::: RECORD LIST

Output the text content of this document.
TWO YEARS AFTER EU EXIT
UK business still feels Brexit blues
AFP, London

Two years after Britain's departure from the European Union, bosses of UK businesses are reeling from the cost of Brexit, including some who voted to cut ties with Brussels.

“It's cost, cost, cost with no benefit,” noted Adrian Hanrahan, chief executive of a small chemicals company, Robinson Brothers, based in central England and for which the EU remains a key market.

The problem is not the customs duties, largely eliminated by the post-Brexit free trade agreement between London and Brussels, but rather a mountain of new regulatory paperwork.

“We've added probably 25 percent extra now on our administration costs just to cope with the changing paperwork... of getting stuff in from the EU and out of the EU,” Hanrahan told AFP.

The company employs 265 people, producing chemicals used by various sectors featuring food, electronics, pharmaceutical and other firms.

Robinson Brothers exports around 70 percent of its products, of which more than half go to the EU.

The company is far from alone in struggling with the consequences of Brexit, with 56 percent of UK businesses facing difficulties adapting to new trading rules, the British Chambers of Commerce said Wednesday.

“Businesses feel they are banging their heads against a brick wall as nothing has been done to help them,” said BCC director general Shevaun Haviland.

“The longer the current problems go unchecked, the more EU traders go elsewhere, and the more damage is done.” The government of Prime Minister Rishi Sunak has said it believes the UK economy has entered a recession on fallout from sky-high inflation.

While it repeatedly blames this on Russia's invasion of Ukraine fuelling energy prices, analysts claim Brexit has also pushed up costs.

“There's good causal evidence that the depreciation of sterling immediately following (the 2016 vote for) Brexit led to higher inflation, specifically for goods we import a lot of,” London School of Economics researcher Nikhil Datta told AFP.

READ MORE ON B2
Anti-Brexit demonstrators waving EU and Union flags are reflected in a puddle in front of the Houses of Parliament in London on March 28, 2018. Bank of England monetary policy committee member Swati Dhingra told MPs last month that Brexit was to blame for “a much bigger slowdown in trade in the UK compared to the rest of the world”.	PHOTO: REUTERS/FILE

::::::

» **WHAT YOU ARE ASKED TO DO**: Which lines contain "this"? Show each of them.

» **RESULT**:
Output the text content of this document.
While it repeatedly blames this on Russia's invasion of Ukraine fuelling energy prices, analysts claim Brexit has also pushed up costs.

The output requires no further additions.